(Part of a data file)
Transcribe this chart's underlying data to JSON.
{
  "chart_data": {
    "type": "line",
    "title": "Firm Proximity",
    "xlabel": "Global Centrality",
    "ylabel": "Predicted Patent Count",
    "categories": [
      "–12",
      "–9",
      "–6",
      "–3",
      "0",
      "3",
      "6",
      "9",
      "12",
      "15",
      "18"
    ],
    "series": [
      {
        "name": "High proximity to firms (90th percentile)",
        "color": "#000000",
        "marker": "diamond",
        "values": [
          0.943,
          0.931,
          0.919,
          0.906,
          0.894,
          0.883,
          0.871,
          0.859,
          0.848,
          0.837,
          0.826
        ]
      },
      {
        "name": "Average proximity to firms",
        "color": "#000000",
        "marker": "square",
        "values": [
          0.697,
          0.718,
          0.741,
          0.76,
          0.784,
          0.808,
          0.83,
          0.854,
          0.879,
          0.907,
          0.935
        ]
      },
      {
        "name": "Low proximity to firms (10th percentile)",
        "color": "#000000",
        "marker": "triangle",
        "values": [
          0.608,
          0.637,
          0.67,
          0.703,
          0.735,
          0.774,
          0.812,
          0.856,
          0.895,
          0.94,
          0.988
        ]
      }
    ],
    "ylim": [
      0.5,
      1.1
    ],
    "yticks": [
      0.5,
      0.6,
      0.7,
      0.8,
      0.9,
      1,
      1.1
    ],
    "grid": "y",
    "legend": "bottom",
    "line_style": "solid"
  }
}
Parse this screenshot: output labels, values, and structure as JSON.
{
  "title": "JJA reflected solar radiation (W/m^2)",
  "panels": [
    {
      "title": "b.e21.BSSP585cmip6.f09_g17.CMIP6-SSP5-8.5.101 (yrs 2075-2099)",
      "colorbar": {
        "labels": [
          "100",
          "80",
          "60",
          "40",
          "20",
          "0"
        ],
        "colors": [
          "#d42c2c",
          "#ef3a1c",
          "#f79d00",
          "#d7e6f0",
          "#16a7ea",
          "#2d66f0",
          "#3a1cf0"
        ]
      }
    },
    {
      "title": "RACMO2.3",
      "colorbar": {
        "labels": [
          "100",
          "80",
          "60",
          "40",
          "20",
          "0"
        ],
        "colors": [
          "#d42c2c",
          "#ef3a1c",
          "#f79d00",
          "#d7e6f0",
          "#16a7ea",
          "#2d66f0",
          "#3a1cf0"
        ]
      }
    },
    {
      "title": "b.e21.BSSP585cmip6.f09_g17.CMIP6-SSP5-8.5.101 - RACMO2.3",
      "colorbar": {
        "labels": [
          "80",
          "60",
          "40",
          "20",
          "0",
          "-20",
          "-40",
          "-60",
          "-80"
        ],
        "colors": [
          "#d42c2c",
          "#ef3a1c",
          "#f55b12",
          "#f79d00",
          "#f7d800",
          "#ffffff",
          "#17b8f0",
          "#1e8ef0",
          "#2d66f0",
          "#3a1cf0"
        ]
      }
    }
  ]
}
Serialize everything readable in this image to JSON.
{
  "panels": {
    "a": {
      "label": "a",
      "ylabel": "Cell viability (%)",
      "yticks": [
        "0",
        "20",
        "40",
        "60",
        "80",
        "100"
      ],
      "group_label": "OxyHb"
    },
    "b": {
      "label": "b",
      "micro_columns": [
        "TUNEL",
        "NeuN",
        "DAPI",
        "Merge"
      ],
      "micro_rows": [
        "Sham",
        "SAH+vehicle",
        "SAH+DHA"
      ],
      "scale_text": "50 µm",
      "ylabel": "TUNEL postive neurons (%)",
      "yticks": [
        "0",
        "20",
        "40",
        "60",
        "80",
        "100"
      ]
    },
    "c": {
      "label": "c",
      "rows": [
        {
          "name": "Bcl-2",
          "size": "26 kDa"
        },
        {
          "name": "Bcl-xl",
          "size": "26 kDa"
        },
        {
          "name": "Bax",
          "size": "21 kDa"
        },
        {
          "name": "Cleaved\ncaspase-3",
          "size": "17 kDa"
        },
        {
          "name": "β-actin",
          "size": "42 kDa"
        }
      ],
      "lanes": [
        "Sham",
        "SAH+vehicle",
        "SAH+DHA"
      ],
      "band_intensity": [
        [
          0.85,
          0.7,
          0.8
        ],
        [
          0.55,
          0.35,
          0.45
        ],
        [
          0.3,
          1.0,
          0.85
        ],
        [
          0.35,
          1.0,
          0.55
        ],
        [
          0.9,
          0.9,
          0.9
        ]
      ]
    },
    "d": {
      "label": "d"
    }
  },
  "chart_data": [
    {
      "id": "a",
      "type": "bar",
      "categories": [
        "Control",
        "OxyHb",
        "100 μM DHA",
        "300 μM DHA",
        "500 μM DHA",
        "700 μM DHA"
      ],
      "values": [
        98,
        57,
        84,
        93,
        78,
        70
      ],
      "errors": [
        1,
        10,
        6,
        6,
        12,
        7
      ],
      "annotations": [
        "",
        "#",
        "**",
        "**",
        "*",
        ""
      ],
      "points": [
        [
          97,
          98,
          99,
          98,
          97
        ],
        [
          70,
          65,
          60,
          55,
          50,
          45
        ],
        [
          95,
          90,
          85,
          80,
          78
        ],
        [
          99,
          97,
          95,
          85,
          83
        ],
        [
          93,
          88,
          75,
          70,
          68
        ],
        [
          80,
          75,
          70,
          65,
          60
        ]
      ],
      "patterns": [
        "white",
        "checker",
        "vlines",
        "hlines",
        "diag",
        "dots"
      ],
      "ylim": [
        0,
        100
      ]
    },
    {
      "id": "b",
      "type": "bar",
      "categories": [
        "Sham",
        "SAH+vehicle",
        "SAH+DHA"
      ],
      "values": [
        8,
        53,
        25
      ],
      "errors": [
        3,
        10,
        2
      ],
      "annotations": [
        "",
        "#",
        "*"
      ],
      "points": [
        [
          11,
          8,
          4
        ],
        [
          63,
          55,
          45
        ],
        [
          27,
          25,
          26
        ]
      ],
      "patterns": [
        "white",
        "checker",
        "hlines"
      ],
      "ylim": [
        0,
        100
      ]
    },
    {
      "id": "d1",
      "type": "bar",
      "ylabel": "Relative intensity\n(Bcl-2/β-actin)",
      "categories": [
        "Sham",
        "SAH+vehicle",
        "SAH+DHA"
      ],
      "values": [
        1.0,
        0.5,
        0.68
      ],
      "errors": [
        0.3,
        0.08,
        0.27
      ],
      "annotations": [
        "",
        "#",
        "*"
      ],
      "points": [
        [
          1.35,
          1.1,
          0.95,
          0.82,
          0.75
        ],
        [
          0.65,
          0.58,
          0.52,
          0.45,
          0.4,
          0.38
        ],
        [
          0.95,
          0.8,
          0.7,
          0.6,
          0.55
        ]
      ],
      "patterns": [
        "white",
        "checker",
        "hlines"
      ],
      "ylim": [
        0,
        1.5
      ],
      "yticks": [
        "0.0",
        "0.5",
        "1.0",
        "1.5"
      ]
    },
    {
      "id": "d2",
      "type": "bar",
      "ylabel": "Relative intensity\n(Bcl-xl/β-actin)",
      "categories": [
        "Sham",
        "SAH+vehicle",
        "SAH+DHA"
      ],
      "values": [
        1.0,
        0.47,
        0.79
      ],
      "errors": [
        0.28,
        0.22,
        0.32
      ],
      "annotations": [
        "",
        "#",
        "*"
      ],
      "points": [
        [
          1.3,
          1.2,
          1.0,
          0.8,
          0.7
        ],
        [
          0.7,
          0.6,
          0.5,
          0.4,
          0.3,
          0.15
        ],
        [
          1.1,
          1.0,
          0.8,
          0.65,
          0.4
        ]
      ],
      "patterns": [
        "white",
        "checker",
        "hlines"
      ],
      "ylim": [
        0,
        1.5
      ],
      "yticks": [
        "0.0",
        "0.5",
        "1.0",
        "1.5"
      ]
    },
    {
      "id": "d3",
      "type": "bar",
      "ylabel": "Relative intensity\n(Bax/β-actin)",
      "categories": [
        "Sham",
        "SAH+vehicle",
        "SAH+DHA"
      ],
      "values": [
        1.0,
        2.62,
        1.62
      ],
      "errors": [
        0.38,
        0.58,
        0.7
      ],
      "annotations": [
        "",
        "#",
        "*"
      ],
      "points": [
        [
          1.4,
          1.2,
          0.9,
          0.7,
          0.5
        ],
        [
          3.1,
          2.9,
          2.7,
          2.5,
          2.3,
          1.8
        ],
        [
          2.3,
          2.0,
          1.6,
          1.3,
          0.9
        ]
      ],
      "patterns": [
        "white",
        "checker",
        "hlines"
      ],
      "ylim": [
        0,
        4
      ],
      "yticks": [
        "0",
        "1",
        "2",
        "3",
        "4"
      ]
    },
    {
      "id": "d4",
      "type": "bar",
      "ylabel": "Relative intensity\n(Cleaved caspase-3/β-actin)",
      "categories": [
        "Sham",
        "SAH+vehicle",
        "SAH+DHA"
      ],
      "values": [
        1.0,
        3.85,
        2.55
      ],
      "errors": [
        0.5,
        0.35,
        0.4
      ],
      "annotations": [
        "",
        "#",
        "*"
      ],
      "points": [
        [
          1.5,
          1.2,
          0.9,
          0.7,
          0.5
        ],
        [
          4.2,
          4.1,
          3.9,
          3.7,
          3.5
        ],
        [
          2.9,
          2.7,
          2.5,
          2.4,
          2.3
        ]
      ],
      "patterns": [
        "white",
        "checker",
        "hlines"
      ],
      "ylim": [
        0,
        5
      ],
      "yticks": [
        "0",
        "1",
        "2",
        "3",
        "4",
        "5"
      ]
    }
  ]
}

= Task instructions =
Select the lines in this material that hold the word "marker", leaving none out.

= Task result =
        "marker": "diamond",
        "marker": "square",
        "marker": "triangle",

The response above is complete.